## What is expected
Reproduce the records below verbatim, keeping every line unchanged and in its original order.

## Entries

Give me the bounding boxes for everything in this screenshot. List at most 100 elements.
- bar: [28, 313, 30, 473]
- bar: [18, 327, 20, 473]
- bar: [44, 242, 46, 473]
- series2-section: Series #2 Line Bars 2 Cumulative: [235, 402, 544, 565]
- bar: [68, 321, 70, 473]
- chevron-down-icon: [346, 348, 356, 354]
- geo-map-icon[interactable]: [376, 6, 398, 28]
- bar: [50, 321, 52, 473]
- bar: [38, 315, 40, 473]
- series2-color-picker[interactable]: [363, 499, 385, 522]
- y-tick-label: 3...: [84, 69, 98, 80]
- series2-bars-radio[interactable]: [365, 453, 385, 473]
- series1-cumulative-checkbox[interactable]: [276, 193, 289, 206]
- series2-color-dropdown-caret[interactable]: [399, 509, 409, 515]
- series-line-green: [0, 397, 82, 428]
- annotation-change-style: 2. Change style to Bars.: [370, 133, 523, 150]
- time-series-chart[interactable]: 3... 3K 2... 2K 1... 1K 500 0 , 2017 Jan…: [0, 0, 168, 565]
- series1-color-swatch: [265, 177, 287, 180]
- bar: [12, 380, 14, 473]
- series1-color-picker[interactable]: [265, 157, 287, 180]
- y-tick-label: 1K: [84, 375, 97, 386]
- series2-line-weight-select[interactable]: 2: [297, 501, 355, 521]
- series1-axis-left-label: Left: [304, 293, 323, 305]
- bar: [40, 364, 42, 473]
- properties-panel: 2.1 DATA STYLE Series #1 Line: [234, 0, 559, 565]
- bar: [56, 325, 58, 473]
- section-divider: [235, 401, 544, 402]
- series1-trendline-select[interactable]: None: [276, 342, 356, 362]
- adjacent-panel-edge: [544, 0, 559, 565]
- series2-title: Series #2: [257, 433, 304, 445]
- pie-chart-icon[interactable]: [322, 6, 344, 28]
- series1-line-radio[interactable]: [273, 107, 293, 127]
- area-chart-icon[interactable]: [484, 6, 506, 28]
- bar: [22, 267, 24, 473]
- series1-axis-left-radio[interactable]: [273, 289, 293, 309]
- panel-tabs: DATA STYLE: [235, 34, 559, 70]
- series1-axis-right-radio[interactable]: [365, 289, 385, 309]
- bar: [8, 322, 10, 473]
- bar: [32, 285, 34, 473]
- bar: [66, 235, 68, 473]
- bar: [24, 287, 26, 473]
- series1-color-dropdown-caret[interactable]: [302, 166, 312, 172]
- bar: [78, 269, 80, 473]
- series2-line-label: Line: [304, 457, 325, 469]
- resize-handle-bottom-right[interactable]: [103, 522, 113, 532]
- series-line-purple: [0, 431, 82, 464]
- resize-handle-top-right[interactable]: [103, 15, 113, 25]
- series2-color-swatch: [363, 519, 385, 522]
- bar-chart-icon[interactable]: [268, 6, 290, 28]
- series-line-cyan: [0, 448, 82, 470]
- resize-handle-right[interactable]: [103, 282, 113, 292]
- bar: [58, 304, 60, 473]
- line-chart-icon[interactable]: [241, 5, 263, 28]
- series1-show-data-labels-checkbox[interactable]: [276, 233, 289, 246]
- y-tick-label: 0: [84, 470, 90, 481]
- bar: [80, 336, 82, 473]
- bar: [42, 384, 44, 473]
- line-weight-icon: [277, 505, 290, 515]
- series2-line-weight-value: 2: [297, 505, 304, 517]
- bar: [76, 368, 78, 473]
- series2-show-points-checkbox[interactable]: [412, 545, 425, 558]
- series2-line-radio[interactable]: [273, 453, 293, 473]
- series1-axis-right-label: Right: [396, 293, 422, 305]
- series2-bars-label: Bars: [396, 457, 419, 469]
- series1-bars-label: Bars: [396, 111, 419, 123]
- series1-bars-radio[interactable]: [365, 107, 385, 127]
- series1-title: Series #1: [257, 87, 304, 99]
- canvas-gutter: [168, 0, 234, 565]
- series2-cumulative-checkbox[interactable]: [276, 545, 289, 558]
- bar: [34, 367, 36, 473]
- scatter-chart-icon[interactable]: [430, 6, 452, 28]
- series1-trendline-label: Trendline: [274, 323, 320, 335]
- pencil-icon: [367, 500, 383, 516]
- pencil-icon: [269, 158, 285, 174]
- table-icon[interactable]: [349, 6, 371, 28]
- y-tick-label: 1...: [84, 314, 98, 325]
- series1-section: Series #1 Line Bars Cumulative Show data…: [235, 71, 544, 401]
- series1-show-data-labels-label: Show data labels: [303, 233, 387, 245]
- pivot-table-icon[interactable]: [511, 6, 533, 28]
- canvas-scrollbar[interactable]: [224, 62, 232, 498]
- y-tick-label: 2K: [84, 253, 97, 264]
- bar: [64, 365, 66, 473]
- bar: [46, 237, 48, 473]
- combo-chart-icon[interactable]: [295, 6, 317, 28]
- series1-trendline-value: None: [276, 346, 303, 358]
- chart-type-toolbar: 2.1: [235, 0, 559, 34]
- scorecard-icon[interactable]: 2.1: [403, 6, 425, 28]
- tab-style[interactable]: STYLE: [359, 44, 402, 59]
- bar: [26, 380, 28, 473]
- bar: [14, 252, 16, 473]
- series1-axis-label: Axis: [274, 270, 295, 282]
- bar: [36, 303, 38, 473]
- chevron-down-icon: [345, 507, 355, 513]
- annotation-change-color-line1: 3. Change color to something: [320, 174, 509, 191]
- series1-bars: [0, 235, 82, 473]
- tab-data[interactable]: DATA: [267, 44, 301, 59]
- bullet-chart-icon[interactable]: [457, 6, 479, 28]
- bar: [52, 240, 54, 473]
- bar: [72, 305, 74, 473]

## Result of the task
Give me the bounding boxes for everything in this screenshot. List at most 100 elements.
- bar: [28, 313, 30, 473]
- bar: [18, 327, 20, 473]
- bar: [44, 242, 46, 473]
- series2-section: Series #2 Line Bars 2 Cumulative: [235, 402, 544, 565]
- bar: [68, 321, 70, 473]
- chevron-down-icon: [346, 348, 356, 354]
- geo-map-icon[interactable]: [376, 6, 398, 28]
- bar: [50, 321, 52, 473]
- bar: [38, 315, 40, 473]
- series2-color-picker[interactable]: [363, 499, 385, 522]
- y-tick-label: 3...: [84, 69, 98, 80]
- series2-bars-radio[interactable]: [365, 453, 385, 473]
- series1-cumulative-checkbox[interactable]: [276, 193, 289, 206]
- series2-color-dropdown-caret[interactable]: [399, 509, 409, 515]
- series-line-green: [0, 397, 82, 428]
- annotation-change-style: 2. Change style to Bars.: [370, 133, 523, 150]
- time-series-chart[interactable]: 3... 3K 2... 2K 1... 1K 500 0 , 2017 Jan…: [0, 0, 168, 565]
- series1-color-swatch: [265, 177, 287, 180]
- bar: [12, 380, 14, 473]
- series1-color-picker[interactable]: [265, 157, 287, 180]
- y-tick-label: 1K: [84, 375, 97, 386]
- series2-line-weight-select[interactable]: 2: [297, 501, 355, 521]
- series1-axis-left-label: Left: [304, 293, 323, 305]
- bar: [40, 364, 42, 473]
- properties-panel: 2.1 DATA STYLE Series #1 Line: [234, 0, 559, 565]
- bar: [56, 325, 58, 473]
- section-divider: [235, 401, 544, 402]
- series1-trendline-select[interactable]: None: [276, 342, 356, 362]
- adjacent-panel-edge: [544, 0, 559, 565]
- series2-title: Series #2: [257, 433, 304, 445]
- pie-chart-icon[interactable]: [322, 6, 344, 28]
- series1-line-radio[interactable]: [273, 107, 293, 127]
- area-chart-icon[interactable]: [484, 6, 506, 28]
- bar: [22, 267, 24, 473]
- series1-axis-left-radio[interactable]: [273, 289, 293, 309]
- panel-tabs: DATA STYLE: [235, 34, 559, 70]
- series1-axis-right-radio[interactable]: [365, 289, 385, 309]
- bar: [8, 322, 10, 473]
- bar: [32, 285, 34, 473]
- bar: [66, 235, 68, 473]
- bar: [24, 287, 26, 473]
- series1-color-dropdown-caret[interactable]: [302, 166, 312, 172]
- bar: [78, 269, 80, 473]
- series2-line-label: Line: [304, 457, 325, 469]
- resize-handle-bottom-right[interactable]: [103, 522, 113, 532]
- series-line-purple: [0, 431, 82, 464]
- resize-handle-top-right[interactable]: [103, 15, 113, 25]
- series2-color-swatch: [363, 519, 385, 522]
- bar-chart-icon[interactable]: [268, 6, 290, 28]
- series-line-cyan: [0, 448, 82, 470]
- resize-handle-right[interactable]: [103, 282, 113, 292]
- bar: [58, 304, 60, 473]
- line-chart-icon[interactable]: [241, 5, 263, 28]
- series1-show-data-labels-checkbox[interactable]: [276, 233, 289, 246]
- y-tick-label: 0: [84, 470, 90, 481]
- bar: [80, 336, 82, 473]
- bar: [42, 384, 44, 473]
- line-weight-icon: [277, 505, 290, 515]
- series2-line-weight-value: 2: [297, 505, 304, 517]
- bar: [76, 368, 78, 473]
- series2-show-points-checkbox[interactable]: [412, 545, 425, 558]
- series2-line-radio[interactable]: [273, 453, 293, 473]
- series1-axis-right-label: Right: [396, 293, 422, 305]
- series2-bars-label: Bars: [396, 457, 419, 469]
- series1-bars-label: Bars: [396, 111, 419, 123]
- series1-bars-radio[interactable]: [365, 107, 385, 127]
- series1-title: Series #1: [257, 87, 304, 99]
- canvas-gutter: [168, 0, 234, 565]
- series2-cumulative-checkbox[interactable]: [276, 545, 289, 558]
- bar: [34, 367, 36, 473]
- scatter-chart-icon[interactable]: [430, 6, 452, 28]
- series1-trendline-label: Trendline: [274, 323, 320, 335]
- pencil-icon: [367, 500, 383, 516]
- pencil-icon: [269, 158, 285, 174]
- table-icon[interactable]: [349, 6, 371, 28]
- y-tick-label: 1...: [84, 314, 98, 325]
- series1-section: Series #1 Line Bars Cumulative Show data…: [235, 71, 544, 401]
- series1-show-data-labels-label: Show data labels: [303, 233, 387, 245]
- pivot-table-icon[interactable]: [511, 6, 533, 28]
- canvas-scrollbar[interactable]: [224, 62, 232, 498]
- y-tick-label: 2K: [84, 253, 97, 264]
- bar: [64, 365, 66, 473]
- bar: [46, 237, 48, 473]
- combo-chart-icon[interactable]: [295, 6, 317, 28]
- series1-trendline-value: None: [276, 346, 303, 358]
- chart-type-toolbar: 2.1: [235, 0, 559, 34]
- scorecard-icon[interactable]: 2.1: [403, 6, 425, 28]
- tab-style[interactable]: STYLE: [359, 44, 402, 59]
- bar: [26, 380, 28, 473]
- bar: [14, 252, 16, 473]
- series1-axis-label: Axis: [274, 270, 295, 282]
- bar: [36, 303, 38, 473]
- chevron-down-icon: [345, 507, 355, 513]
- annotation-change-color-line1: 3. Change color to something: [320, 174, 509, 191]
- series1-bars: [0, 235, 82, 473]
- tab-data[interactable]: DATA: [267, 44, 301, 59]
- bullet-chart-icon[interactable]: [457, 6, 479, 28]
- bar: [52, 240, 54, 473]
- bar: [72, 305, 74, 473]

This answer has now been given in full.